Some records
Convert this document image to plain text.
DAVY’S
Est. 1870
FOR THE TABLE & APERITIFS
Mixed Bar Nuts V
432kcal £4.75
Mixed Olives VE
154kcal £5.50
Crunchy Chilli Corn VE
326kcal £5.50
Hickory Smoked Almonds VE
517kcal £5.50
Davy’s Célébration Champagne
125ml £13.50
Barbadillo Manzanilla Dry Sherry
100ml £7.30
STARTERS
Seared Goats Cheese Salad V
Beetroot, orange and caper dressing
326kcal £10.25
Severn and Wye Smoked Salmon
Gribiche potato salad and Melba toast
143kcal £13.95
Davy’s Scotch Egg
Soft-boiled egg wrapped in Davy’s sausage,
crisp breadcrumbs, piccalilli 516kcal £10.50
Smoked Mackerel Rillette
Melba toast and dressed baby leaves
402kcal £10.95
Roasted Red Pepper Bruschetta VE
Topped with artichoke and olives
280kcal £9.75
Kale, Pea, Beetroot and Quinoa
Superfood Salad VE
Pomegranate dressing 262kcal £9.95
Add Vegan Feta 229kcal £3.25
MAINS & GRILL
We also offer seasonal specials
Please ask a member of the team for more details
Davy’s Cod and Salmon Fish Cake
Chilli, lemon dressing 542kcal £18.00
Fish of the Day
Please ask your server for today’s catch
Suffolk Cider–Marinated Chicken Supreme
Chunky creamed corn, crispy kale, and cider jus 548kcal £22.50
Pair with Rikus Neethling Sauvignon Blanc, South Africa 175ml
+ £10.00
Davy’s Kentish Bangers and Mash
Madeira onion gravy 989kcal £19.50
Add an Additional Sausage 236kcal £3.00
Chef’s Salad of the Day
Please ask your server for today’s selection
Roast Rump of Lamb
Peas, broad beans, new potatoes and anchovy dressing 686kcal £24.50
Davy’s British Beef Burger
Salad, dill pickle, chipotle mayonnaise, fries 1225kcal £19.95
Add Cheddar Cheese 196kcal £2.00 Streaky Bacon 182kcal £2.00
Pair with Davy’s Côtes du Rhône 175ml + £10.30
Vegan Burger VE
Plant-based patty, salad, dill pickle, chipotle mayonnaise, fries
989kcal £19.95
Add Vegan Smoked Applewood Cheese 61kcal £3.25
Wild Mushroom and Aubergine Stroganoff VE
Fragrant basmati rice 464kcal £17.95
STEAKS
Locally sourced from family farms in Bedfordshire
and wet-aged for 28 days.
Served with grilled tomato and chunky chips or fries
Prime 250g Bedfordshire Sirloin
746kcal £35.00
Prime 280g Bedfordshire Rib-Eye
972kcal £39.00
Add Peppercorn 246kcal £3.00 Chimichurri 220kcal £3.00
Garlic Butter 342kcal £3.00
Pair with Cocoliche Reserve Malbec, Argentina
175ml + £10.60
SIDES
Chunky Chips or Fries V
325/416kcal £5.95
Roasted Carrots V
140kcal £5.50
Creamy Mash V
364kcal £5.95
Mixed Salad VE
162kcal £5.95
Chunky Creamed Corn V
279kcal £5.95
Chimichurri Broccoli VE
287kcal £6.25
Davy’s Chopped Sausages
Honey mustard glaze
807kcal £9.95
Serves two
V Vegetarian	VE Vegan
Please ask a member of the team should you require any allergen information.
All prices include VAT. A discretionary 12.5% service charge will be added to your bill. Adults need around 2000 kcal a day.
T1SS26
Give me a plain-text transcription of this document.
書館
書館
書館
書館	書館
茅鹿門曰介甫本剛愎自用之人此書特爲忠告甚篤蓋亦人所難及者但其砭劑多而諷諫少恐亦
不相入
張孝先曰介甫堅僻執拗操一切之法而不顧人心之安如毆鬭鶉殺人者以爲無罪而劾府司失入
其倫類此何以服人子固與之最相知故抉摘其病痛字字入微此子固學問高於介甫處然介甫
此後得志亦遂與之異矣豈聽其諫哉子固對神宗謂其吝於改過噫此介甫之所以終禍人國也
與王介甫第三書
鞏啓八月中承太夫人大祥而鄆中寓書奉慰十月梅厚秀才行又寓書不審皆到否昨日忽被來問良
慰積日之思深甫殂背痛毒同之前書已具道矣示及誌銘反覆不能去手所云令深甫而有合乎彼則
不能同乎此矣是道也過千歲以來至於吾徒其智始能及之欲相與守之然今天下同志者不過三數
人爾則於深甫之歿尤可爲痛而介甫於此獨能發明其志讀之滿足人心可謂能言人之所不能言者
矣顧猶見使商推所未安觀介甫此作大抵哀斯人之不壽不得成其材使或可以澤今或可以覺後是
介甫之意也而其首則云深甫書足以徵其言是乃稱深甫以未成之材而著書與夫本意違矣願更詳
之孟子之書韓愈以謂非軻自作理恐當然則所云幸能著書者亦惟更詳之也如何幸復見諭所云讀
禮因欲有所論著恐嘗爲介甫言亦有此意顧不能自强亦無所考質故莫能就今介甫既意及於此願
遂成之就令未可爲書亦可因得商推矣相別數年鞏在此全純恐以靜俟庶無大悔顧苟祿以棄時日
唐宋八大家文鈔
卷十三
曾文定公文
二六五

GIVEN EXERCISE :: Reproduce the material in full, with no word added or dropped.

OUTPUT ::
Convert this document image to plain text.
DAVY’S
Est. 1870
FOR THE TABLE & APERITIFS
Mixed Bar Nuts V
432kcal £4.75
Mixed Olives VE
154kcal £5.50
Crunchy Chilli Corn VE
326kcal £5.50
Hickory Smoked Almonds VE
517kcal £5.50
Davy’s Célébration Champagne
125ml £13.50
Barbadillo Manzanilla Dry Sherry
100ml £7.30
STARTERS
Seared Goats Cheese Salad V
Beetroot, orange and caper dressing
326kcal £10.25
Severn and Wye Smoked Salmon
Gribiche potato salad and Melba toast
143kcal £13.95
Davy’s Scotch Egg
Soft-boiled egg wrapped in Davy’s sausage,
crisp breadcrumbs, piccalilli 516kcal £10.50
Smoked Mackerel Rillette
Melba toast and dressed baby leaves
402kcal £10.95
Roasted Red Pepper Bruschetta VE
Topped with artichoke and olives
280kcal £9.75
Kale, Pea, Beetroot and Quinoa
Superfood Salad VE
Pomegranate dressing 262kcal £9.95
Add Vegan Feta 229kcal £3.25
MAINS & GRILL
We also offer seasonal specials
Please ask a member of the team for more details
Davy’s Cod and Salmon Fish Cake
Chilli, lemon dressing 542kcal £18.00
Fish of the Day
Please ask your server for today’s catch
Suffolk Cider–Marinated Chicken Supreme
Chunky creamed corn, crispy kale, and cider jus 548kcal £22.50
Pair with Rikus Neethling Sauvignon Blanc, South Africa 175ml
+ £10.00
Davy’s Kentish Bangers and Mash
Madeira onion gravy 989kcal £19.50
Add an Additional Sausage 236kcal £3.00
Chef’s Salad of the Day
Please ask your server for today’s selection
Roast Rump of Lamb
Peas, broad beans, new potatoes and anchovy dressing 686kcal £24.50
Davy’s British Beef Burger
Salad, dill pickle, chipotle mayonnaise, fries 1225kcal £19.95
Add Cheddar Cheese 196kcal £2.00 Streaky Bacon 182kcal £2.00
Pair with Davy’s Côtes du Rhône 175ml + £10.30
Vegan Burger VE
Plant-based patty, salad, dill pickle, chipotle mayonnaise, fries
989kcal £19.95
Add Vegan Smoked Applewood Cheese 61kcal £3.25
Wild Mushroom and Aubergine Stroganoff VE
Fragrant basmati rice 464kcal £17.95
STEAKS
Locally sourced from family farms in Bedfordshire
and wet-aged for 28 days.
Served with grilled tomato and chunky chips or fries
Prime 250g Bedfordshire Sirloin
746kcal £35.00
Prime 280g Bedfordshire Rib-Eye
972kcal £39.00
Add Peppercorn 246kcal £3.00 Chimichurri 220kcal £3.00
Garlic Butter 342kcal £3.00
Pair with Cocoliche Reserve Malbec, Argentina
175ml + £10.60
SIDES
Chunky Chips or Fries V
325/416kcal £5.95
Roasted Carrots V
140kcal £5.50
Creamy Mash V
364kcal £5.95
Mixed Salad VE
162kcal £5.95
Chunky Creamed Corn V
279kcal £5.95
Chimichurri Broccoli VE
287kcal £6.25
Davy’s Chopped Sausages
Honey mustard glaze
807kcal £9.95
Serves two
V Vegetarian	VE Vegan
Please ask a member of the team should you require any allergen information.
All prices include VAT. A discretionary 12.5% service charge will be added to your bill. Adults need around 2000 kcal a day.
T1SS26
Give me a plain-text transcription of this document.
書館
書館
書館
書館	書館
茅鹿門曰介甫本剛愎自用之人此書特爲忠告甚篤蓋亦人所難及者但其砭劑多而諷諫少恐亦
不相入
張孝先曰介甫堅僻執拗操一切之法而不顧人心之安如毆鬭鶉殺人者以爲無罪而劾府司失入
其倫類此何以服人子固與之最相知故抉摘其病痛字字入微此子固學問高於介甫處然介甫
此後得志亦遂與之異矣豈聽其諫哉子固對神宗謂其吝於改過噫此介甫之所以終禍人國也
與王介甫第三書
鞏啓八月中承太夫人大祥而鄆中寓書奉慰十月梅厚秀才行又寓書不審皆到否昨日忽被來問良
慰積日之思深甫殂背痛毒同之前書已具道矣示及誌銘反覆不能去手所云令深甫而有合乎彼則
不能同乎此矣是道也過千歲以來至於吾徒其智始能及之欲相與守之然今天下同志者不過三數
人爾則於深甫之歿尤可爲痛而介甫於此獨能發明其志讀之滿足人心可謂能言人之所不能言者
矣顧猶見使商推所未安觀介甫此作大抵哀斯人之不壽不得成其材使或可以澤今或可以覺後是
介甫之意也而其首則云深甫書足以徵其言是乃稱深甫以未成之材而著書與夫本意違矣願更詳
之孟子之書韓愈以謂非軻自作理恐當然則所云幸能著書者亦惟更詳之也如何幸復見諭所云讀
禮因欲有所論著恐嘗爲介甫言亦有此意顧不能自强亦無所考質故莫能就今介甫既意及於此願
遂成之就令未可爲書亦可因得商推矣相別數年鞏在此全純恐以靜俟庶無大悔顧苟祿以棄時日
唐宋八大家文鈔
卷十三
曾文定公文
二六五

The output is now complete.